**Problem statement**: Give back each entry unchanged, minus pictures.

**Dataset records**:
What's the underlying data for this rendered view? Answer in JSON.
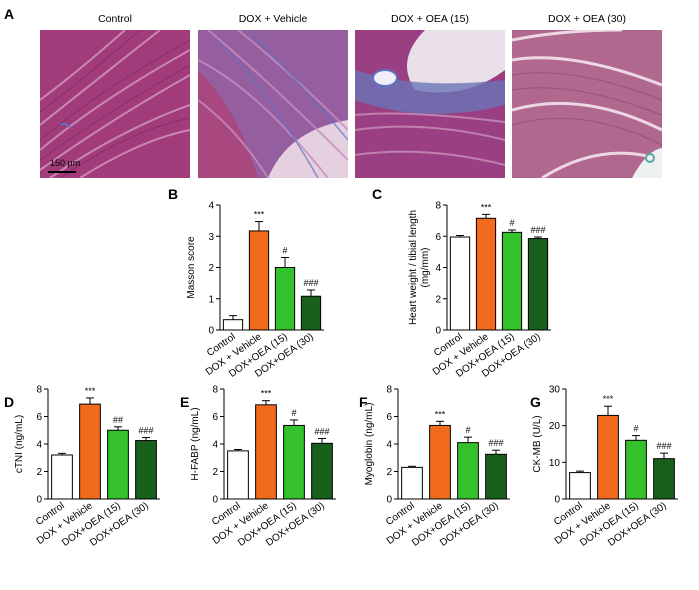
{
  "panel_A": {
    "letter": "A",
    "images": [
      {
        "title": "Control",
        "tissue_color": "#a23b7a"
      },
      {
        "title": "DOX + Vehicle",
        "tissue_color": "#8d5a9e"
      },
      {
        "title": "DOX + OEA (15)",
        "tissue_color": "#9a3f82"
      },
      {
        "title": "DOX + OEA (30)",
        "tissue_color": "#b0688f"
      }
    ],
    "scale_bar_label": "150 μm"
  },
  "colors": {
    "control": "#ffffff",
    "vehicle": "#f26b1d",
    "oea15": "#33c22b",
    "oea30": "#18601c",
    "collagen": "#5b73c4",
    "background_tissue": "#f3ecef"
  },
  "chart_data": [
    {
      "id": "B",
      "type": "bar",
      "ylabel": "Masson score",
      "categories": [
        "Control",
        "DOX + Vehicle",
        "DOX+OEA (15)",
        "DOX+OEA (30)"
      ],
      "values": [
        0.33,
        3.17,
        2.0,
        1.08
      ],
      "errors": [
        0.13,
        0.3,
        0.32,
        0.2
      ],
      "annotations": [
        "",
        "***",
        "#",
        "###"
      ],
      "ylim": [
        0,
        4
      ],
      "yticks": [
        0,
        1,
        2,
        3,
        4
      ]
    },
    {
      "id": "C",
      "type": "bar",
      "ylabel": "Heart weight / tibial length (mg/mm)",
      "categories": [
        "Control",
        "DOX + Vehicle",
        "DOX+OEA (15)",
        "DOX+OEA (30)"
      ],
      "values": [
        5.95,
        7.15,
        6.25,
        5.85
      ],
      "errors": [
        0.1,
        0.25,
        0.15,
        0.1
      ],
      "annotations": [
        "",
        "***",
        "#",
        "###"
      ],
      "ylim": [
        0,
        8
      ],
      "yticks": [
        0,
        2,
        4,
        6,
        8
      ]
    },
    {
      "id": "D",
      "type": "bar",
      "ylabel": "cTNI (ng/mL)",
      "categories": [
        "Control",
        "DOX + Vehicle",
        "DOX+OEA (15)",
        "DOX+OEA (30)"
      ],
      "values": [
        3.2,
        6.9,
        5.0,
        4.25
      ],
      "errors": [
        0.12,
        0.45,
        0.25,
        0.22
      ],
      "annotations": [
        "",
        "***",
        "##",
        "###"
      ],
      "ylim": [
        0,
        8
      ],
      "yticks": [
        0,
        2,
        4,
        6,
        8
      ]
    },
    {
      "id": "E",
      "type": "bar",
      "ylabel": "H-FABP (ng/mL)",
      "categories": [
        "Control",
        "DOX + Vehicle",
        "DOX+OEA (15)",
        "DOX+OEA (30)"
      ],
      "values": [
        3.5,
        6.85,
        5.35,
        4.05
      ],
      "errors": [
        0.1,
        0.3,
        0.4,
        0.35
      ],
      "annotations": [
        "",
        "***",
        "#",
        "###"
      ],
      "ylim": [
        0,
        8
      ],
      "yticks": [
        0,
        2,
        4,
        6,
        8
      ]
    },
    {
      "id": "F",
      "type": "bar",
      "ylabel": "Myoglobin (ng/mL)",
      "categories": [
        "Control",
        "DOX + Vehicle",
        "DOX+OEA (15)",
        "DOX+OEA (30)"
      ],
      "values": [
        2.3,
        5.35,
        4.1,
        3.25
      ],
      "errors": [
        0.08,
        0.3,
        0.4,
        0.3
      ],
      "annotations": [
        "",
        "***",
        "#",
        "###"
      ],
      "ylim": [
        0,
        8
      ],
      "yticks": [
        0,
        2,
        4,
        6,
        8
      ]
    },
    {
      "id": "G",
      "type": "bar",
      "ylabel": "CK-MB (U/L)",
      "categories": [
        "Control",
        "DOX + Vehicle",
        "DOX+OEA (15)",
        "DOX+OEA (30)"
      ],
      "values": [
        7.2,
        22.8,
        16.0,
        11.0
      ],
      "errors": [
        0.4,
        2.5,
        1.3,
        1.5
      ],
      "annotations": [
        "",
        "***",
        "#",
        "###"
      ],
      "ylim": [
        0,
        30
      ],
      "yticks": [
        0,
        10,
        20,
        30
      ]
    }
  ]
}
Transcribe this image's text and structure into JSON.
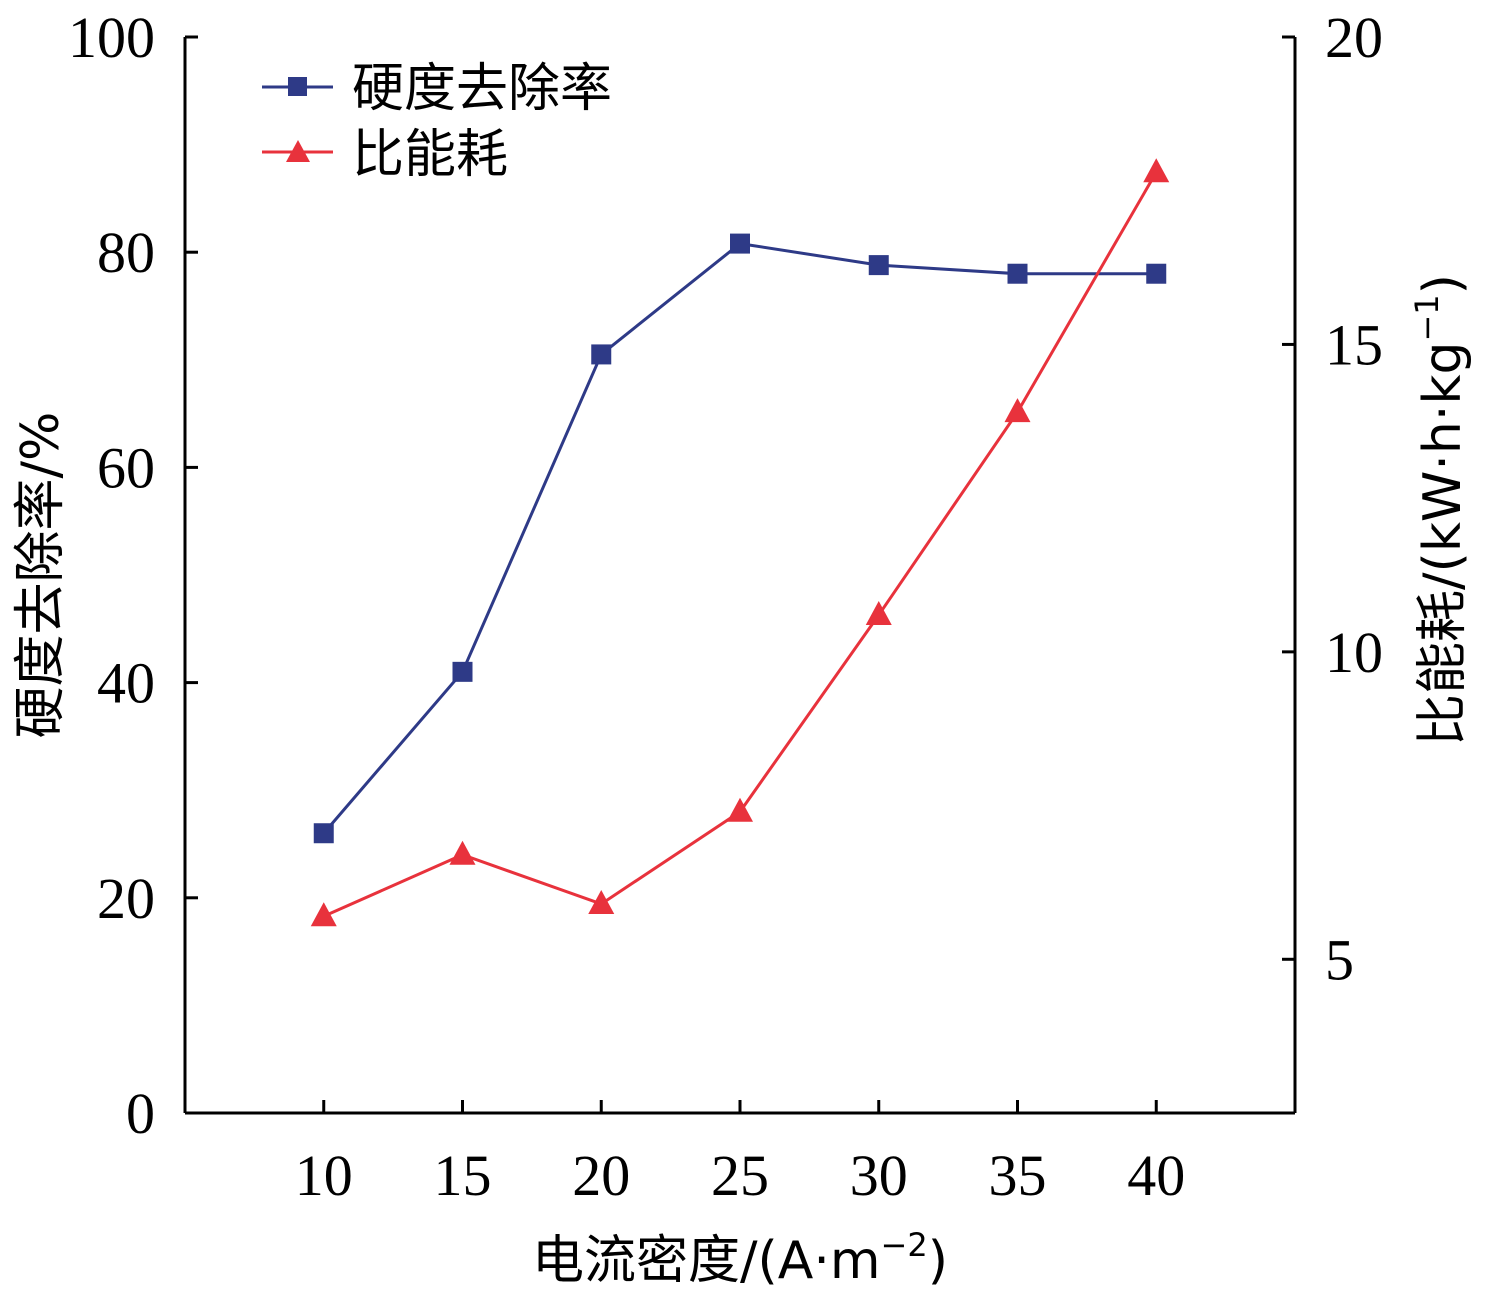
{
  "chart_data": {
    "type": "line",
    "x": [
      10,
      15,
      20,
      25,
      30,
      35,
      40
    ],
    "x_ticks": [
      "10",
      "15",
      "20",
      "25",
      "30",
      "35",
      "40"
    ],
    "xlim": [
      5,
      45
    ],
    "xlabel": "电流密度/(A·m",
    "xlabel_sup": "−2",
    "xlabel_close": ")",
    "ylabel_left": "硬度去除率/%",
    "ylim_left": [
      0,
      100
    ],
    "yticks_left": [
      "0",
      "20",
      "40",
      "60",
      "80",
      "100"
    ],
    "ylabel_right": "比能耗/(kW·h·kg",
    "ylabel_right_sup": "−1",
    "ylabel_right_close": ")",
    "ylim_right": [
      2.5,
      20
    ],
    "yticks_right": [
      "5",
      "10",
      "15",
      "20"
    ],
    "legend_position": "top-left",
    "grid": false,
    "series": [
      {
        "name": "硬度去除率",
        "axis": "left",
        "color": "#2e3a87",
        "marker": "square",
        "values": [
          26,
          41,
          70.5,
          80.8,
          78.8,
          78,
          78
        ]
      },
      {
        "name": "比能耗",
        "axis": "right",
        "color": "#e8323c",
        "marker": "triangle",
        "values": [
          5.7,
          6.7,
          5.9,
          7.4,
          10.6,
          13.9,
          17.8
        ]
      }
    ]
  }
}
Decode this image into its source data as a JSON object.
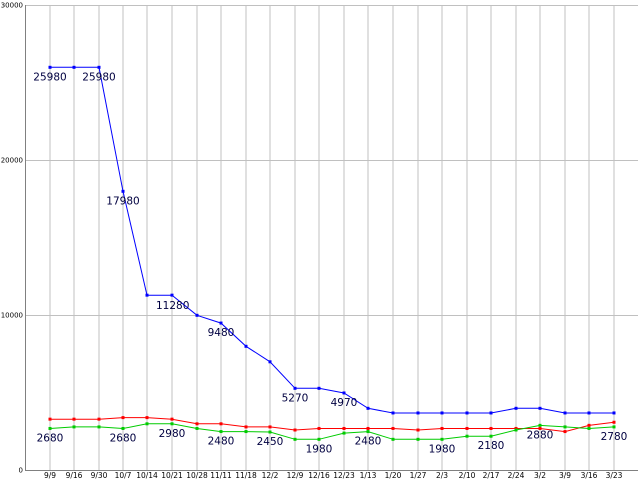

**Answer in full**:
What's the underlying data for this rendered view? Answer in JSON.
{
  "panel_A": {
    "letter": "A",
    "images": [
      {
        "title": "Control",
        "tissue_color": "#a23b7a"
      },
      {
        "title": "DOX + Vehicle",
        "tissue_color": "#8d5a9e"
      },
      {
        "title": "DOX + OEA (15)",
        "tissue_color": "#9a3f82"
      },
      {
        "title": "DOX + OEA (30)",
        "tissue_color": "#b0688f"
      }
    ],
    "scale_bar_label": "150 μm"
  },
  "colors": {
    "control": "#ffffff",
    "vehicle": "#f26b1d",
    "oea15": "#33c22b",
    "oea30": "#18601c",
    "collagen": "#5b73c4",
    "background_tissue": "#f3ecef"
  },
  "chart_data": [
    {
      "id": "B",
      "type": "bar",
      "ylabel": "Masson score",
      "categories": [
        "Control",
        "DOX + Vehicle",
        "DOX+OEA (15)",
        "DOX+OEA (30)"
      ],
      "values": [
        0.33,
        3.17,
        2.0,
        1.08
      ],
      "errors": [
        0.13,
        0.3,
        0.32,
        0.2
      ],
      "annotations": [
        "",
        "***",
        "#",
        "###"
      ],
      "ylim": [
        0,
        4
      ],
      "yticks": [
        0,
        1,
        2,
        3,
        4
      ]
    },
    {
      "id": "C",
      "type": "bar",
      "ylabel": "Heart weight / tibial length (mg/mm)",
      "categories": [
        "Control",
        "DOX + Vehicle",
        "DOX+OEA (15)",
        "DOX+OEA (30)"
      ],
      "values": [
        5.95,
        7.15,
        6.25,
        5.85
      ],
      "errors": [
        0.1,
        0.25,
        0.15,
        0.1
      ],
      "annotations": [
        "",
        "***",
        "#",
        "###"
      ],
      "ylim": [
        0,
        8
      ],
      "yticks": [
        0,
        2,
        4,
        6,
        8
      ]
    },
    {
      "id": "D",
      "type": "bar",
      "ylabel": "cTNI (ng/mL)",
      "categories": [
        "Control",
        "DOX + Vehicle",
        "DOX+OEA (15)",
        "DOX+OEA (30)"
      ],
      "values": [
        3.2,
        6.9,
        5.0,
        4.25
      ],
      "errors": [
        0.12,
        0.45,
        0.25,
        0.22
      ],
      "annotations": [
        "",
        "***",
        "##",
        "###"
      ],
      "ylim": [
        0,
        8
      ],
      "yticks": [
        0,
        2,
        4,
        6,
        8
      ]
    },
    {
      "id": "E",
      "type": "bar",
      "ylabel": "H-FABP (ng/mL)",
      "categories": [
        "Control",
        "DOX + Vehicle",
        "DOX+OEA (15)",
        "DOX+OEA (30)"
      ],
      "values": [
        3.5,
        6.85,
        5.35,
        4.05
      ],
      "errors": [
        0.1,
        0.3,
        0.4,
        0.35
      ],
      "annotations": [
        "",
        "***",
        "#",
        "###"
      ],
      "ylim": [
        0,
        8
      ],
      "yticks": [
        0,
        2,
        4,
        6,
        8
      ]
    },
    {
      "id": "F",
      "type": "bar",
      "ylabel": "Myoglobin (ng/mL)",
      "categories": [
        "Control",
        "DOX + Vehicle",
        "DOX+OEA (15)",
        "DOX+OEA (30)"
      ],
      "values": [
        2.3,
        5.35,
        4.1,
        3.25
      ],
      "errors": [
        0.08,
        0.3,
        0.4,
        0.3
      ],
      "annotations": [
        "",
        "***",
        "#",
        "###"
      ],
      "ylim": [
        0,
        8
      ],
      "yticks": [
        0,
        2,
        4,
        6,
        8
      ]
    },
    {
      "id": "G",
      "type": "bar",
      "ylabel": "CK-MB (U/L)",
      "categories": [
        "Control",
        "DOX + Vehicle",
        "DOX+OEA (15)",
        "DOX+OEA (30)"
      ],
      "values": [
        7.2,
        22.8,
        16.0,
        11.0
      ],
      "errors": [
        0.4,
        2.5,
        1.3,
        1.5
      ],
      "annotations": [
        "",
        "***",
        "#",
        "###"
      ],
      "ylim": [
        0,
        30
      ],
      "yticks": [
        0,
        10,
        20,
        30
      ]
    }
  ]
}
Transcribe this image's text and structure into JSON.
{
  "chart_data": {
    "type": "line",
    "x": [
      10,
      15,
      20,
      25,
      30,
      35,
      40
    ],
    "x_ticks": [
      "10",
      "15",
      "20",
      "25",
      "30",
      "35",
      "40"
    ],
    "xlim": [
      5,
      45
    ],
    "xlabel": "电流密度/(A·m",
    "xlabel_sup": "−2",
    "xlabel_close": ")",
    "ylabel_left": "硬度去除率/%",
    "ylim_left": [
      0,
      100
    ],
    "yticks_left": [
      "0",
      "20",
      "40",
      "60",
      "80",
      "100"
    ],
    "ylabel_right": "比能耗/(kW·h·kg",
    "ylabel_right_sup": "−1",
    "ylabel_right_close": ")",
    "ylim_right": [
      2.5,
      20
    ],
    "yticks_right": [
      "5",
      "10",
      "15",
      "20"
    ],
    "legend_position": "top-left",
    "grid": false,
    "series": [
      {
        "name": "硬度去除率",
        "axis": "left",
        "color": "#2e3a87",
        "marker": "square",
        "values": [
          26,
          41,
          70.5,
          80.8,
          78.8,
          78,
          78
        ]
      },
      {
        "name": "比能耗",
        "axis": "right",
        "color": "#e8323c",
        "marker": "triangle",
        "values": [
          5.7,
          6.7,
          5.9,
          7.4,
          10.6,
          13.9,
          17.8
        ]
      }
    ]
  }
}
Decode this image into its source data as a JSON object.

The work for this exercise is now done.